** START Materials provided **

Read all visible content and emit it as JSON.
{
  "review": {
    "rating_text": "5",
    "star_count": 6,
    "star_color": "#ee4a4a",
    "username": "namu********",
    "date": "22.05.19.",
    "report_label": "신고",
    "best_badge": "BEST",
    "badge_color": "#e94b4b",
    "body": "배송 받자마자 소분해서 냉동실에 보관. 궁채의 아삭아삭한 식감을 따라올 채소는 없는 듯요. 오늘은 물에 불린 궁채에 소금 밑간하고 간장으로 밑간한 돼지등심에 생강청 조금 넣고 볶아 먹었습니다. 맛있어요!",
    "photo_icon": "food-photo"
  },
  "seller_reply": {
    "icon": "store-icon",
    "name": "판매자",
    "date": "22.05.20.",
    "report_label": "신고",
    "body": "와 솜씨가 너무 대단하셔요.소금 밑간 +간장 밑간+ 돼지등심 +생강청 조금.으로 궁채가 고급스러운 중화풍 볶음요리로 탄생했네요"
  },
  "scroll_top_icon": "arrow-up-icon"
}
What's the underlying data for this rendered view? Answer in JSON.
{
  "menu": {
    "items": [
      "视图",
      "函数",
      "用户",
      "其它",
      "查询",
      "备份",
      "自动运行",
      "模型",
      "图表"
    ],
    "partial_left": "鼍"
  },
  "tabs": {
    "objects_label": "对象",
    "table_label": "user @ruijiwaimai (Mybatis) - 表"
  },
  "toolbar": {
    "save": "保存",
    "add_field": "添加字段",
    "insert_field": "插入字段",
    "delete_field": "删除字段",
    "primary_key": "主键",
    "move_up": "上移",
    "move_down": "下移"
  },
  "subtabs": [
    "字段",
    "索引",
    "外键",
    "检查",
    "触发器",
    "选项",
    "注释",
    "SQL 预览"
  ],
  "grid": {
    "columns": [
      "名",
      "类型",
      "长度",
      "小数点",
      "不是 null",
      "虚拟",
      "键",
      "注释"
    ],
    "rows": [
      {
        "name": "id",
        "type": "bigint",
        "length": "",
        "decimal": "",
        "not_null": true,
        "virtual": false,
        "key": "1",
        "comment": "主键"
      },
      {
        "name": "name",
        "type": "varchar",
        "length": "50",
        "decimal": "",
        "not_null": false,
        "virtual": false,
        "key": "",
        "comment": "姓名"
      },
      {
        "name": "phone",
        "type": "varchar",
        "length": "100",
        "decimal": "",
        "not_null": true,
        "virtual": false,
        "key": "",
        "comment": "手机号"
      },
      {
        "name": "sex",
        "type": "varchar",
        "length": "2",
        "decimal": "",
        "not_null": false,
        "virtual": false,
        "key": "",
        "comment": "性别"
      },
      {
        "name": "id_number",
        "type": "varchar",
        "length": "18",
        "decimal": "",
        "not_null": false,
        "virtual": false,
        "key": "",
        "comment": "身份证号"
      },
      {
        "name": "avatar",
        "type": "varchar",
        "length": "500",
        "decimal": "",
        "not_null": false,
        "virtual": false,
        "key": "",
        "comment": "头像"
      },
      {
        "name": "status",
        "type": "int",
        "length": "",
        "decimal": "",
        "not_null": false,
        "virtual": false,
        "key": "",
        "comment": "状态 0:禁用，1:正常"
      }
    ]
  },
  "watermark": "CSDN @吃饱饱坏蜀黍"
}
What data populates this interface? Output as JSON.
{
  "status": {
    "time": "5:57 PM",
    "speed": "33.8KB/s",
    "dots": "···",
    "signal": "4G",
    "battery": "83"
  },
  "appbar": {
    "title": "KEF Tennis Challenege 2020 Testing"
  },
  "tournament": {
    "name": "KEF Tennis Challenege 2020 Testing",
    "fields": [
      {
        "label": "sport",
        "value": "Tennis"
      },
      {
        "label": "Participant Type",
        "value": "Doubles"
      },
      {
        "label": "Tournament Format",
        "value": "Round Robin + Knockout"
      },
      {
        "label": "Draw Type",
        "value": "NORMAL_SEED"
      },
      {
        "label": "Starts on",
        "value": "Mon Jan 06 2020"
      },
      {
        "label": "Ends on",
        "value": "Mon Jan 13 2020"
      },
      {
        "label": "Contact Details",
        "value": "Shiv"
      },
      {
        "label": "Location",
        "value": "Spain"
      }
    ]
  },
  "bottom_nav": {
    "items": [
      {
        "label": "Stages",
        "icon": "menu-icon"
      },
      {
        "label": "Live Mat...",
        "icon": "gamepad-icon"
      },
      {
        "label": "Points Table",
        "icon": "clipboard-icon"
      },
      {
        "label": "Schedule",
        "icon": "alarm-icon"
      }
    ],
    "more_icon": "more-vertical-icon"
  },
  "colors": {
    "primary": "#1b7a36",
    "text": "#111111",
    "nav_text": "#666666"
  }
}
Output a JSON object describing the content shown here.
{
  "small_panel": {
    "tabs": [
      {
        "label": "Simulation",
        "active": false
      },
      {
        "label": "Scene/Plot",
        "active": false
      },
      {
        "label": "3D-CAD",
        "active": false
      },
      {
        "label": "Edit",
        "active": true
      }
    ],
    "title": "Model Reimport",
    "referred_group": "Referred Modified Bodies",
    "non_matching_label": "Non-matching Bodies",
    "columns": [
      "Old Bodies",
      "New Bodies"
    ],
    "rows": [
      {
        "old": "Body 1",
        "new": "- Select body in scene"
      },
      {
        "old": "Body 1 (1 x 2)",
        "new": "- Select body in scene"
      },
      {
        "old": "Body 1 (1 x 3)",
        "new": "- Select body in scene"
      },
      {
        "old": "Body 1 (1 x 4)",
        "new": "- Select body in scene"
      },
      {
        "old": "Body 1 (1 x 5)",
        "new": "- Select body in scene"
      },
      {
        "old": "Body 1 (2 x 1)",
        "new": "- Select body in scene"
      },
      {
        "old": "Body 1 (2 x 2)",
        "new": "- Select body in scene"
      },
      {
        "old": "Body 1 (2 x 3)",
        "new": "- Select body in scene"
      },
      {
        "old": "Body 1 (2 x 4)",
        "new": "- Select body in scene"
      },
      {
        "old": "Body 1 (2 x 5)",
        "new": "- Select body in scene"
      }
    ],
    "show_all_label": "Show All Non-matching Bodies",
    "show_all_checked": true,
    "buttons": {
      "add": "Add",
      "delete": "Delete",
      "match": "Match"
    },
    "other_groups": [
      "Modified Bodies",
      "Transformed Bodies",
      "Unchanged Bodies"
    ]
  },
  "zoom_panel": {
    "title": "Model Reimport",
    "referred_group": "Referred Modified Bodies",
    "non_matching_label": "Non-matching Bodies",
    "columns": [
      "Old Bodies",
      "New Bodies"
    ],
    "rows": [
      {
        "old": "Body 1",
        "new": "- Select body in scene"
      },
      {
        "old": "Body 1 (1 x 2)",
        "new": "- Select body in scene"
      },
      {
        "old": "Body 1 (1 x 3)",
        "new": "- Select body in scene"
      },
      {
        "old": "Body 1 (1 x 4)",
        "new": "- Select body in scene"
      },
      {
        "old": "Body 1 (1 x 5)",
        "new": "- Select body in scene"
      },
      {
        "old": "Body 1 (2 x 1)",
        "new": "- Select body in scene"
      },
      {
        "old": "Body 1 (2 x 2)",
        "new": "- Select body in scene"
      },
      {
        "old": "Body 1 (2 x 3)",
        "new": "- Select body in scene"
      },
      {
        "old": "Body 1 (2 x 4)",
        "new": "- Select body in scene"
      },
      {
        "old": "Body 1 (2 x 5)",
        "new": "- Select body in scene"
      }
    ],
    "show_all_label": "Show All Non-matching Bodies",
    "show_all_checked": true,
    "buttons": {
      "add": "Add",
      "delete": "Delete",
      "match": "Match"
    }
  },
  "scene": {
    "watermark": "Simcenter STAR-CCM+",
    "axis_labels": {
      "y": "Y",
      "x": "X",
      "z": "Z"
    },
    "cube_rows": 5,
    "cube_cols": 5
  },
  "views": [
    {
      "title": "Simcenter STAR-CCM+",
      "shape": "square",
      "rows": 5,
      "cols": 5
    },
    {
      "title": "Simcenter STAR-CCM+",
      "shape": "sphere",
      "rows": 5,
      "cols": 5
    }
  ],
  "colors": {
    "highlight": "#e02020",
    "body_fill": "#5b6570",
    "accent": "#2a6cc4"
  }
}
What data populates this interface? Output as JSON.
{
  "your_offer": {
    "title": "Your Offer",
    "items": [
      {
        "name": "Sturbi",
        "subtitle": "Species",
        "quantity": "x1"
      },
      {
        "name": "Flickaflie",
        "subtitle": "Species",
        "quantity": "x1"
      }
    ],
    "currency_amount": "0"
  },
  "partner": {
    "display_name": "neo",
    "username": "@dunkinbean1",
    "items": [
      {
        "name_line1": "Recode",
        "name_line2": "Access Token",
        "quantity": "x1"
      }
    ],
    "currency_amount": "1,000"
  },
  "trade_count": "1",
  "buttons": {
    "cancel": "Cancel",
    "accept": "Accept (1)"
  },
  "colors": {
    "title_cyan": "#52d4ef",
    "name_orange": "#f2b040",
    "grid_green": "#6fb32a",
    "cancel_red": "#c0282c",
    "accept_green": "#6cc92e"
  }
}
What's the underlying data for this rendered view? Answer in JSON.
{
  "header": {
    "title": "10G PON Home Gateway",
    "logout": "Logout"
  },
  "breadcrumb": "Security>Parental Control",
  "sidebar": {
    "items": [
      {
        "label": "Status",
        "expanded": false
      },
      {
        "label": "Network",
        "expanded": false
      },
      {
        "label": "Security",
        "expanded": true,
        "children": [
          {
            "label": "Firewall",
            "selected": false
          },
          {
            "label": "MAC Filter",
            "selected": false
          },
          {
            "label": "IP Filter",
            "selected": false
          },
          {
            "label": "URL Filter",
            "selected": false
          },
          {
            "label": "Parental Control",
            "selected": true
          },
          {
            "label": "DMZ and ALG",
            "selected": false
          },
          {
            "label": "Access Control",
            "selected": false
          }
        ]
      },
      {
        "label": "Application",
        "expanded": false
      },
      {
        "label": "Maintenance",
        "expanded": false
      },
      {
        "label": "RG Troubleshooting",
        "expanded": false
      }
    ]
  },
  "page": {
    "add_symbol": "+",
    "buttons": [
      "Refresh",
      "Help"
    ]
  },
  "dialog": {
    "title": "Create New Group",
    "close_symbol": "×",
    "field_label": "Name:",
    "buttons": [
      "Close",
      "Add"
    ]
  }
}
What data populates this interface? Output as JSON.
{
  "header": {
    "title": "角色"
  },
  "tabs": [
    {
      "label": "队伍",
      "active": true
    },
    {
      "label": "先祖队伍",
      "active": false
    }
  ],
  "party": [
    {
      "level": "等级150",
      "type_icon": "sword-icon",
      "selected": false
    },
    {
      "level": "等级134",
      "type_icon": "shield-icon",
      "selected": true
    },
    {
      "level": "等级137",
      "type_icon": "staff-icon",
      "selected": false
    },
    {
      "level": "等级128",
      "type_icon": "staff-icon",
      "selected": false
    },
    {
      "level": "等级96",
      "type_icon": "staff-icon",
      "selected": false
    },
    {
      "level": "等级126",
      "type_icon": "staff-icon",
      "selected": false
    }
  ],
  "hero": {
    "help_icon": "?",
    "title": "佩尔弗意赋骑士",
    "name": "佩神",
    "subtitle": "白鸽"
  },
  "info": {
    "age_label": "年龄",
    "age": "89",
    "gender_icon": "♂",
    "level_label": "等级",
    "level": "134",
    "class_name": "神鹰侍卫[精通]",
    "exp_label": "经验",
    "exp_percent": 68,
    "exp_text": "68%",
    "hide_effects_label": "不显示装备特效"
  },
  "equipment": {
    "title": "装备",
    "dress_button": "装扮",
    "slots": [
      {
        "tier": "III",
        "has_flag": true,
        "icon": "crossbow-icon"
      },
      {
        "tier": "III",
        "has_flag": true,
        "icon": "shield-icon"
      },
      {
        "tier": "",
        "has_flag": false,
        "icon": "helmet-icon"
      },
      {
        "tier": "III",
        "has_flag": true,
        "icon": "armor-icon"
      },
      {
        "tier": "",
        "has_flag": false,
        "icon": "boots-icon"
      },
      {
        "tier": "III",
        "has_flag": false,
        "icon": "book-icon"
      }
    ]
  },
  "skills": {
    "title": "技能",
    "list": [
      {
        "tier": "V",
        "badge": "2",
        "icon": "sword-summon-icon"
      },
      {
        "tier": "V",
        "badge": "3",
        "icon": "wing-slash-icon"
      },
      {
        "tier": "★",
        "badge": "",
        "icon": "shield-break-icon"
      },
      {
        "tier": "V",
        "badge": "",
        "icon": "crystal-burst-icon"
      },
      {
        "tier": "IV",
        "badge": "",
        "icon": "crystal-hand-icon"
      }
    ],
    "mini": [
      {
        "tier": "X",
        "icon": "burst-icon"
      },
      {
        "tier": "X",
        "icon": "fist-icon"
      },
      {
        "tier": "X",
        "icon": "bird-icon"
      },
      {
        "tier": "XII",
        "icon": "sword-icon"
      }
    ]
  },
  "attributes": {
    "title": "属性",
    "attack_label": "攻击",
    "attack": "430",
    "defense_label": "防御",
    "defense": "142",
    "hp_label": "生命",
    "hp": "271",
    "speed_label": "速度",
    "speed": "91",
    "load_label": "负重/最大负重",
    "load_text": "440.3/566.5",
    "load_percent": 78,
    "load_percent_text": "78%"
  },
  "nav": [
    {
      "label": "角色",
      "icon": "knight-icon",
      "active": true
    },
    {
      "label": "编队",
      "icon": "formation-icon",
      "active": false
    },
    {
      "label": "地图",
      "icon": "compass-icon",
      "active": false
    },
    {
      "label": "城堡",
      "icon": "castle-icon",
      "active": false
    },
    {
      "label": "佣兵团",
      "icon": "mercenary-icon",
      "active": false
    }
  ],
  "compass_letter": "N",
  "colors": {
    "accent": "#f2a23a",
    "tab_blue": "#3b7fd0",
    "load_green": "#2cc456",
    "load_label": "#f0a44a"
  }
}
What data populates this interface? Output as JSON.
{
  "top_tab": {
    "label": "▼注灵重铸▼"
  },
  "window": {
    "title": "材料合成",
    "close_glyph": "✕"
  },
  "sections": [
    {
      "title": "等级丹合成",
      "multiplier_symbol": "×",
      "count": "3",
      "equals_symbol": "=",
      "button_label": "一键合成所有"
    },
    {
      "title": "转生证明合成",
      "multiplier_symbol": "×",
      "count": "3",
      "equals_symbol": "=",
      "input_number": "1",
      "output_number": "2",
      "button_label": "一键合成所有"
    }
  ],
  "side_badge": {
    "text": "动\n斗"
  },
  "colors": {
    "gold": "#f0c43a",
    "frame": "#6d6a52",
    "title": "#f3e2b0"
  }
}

** END Materials provided **

§ **Task to complete**
Where a line of the entries contains the word "comment", copy that line.

§ **Reply to the task**
        "comment": "主键"
        "comment": "姓名"
        "comment": "手机号"
        "comment": "性别"
        "comment": "身份证号"
        "comment": "头像"
        "comment": "状态 0:禁用，1:正常"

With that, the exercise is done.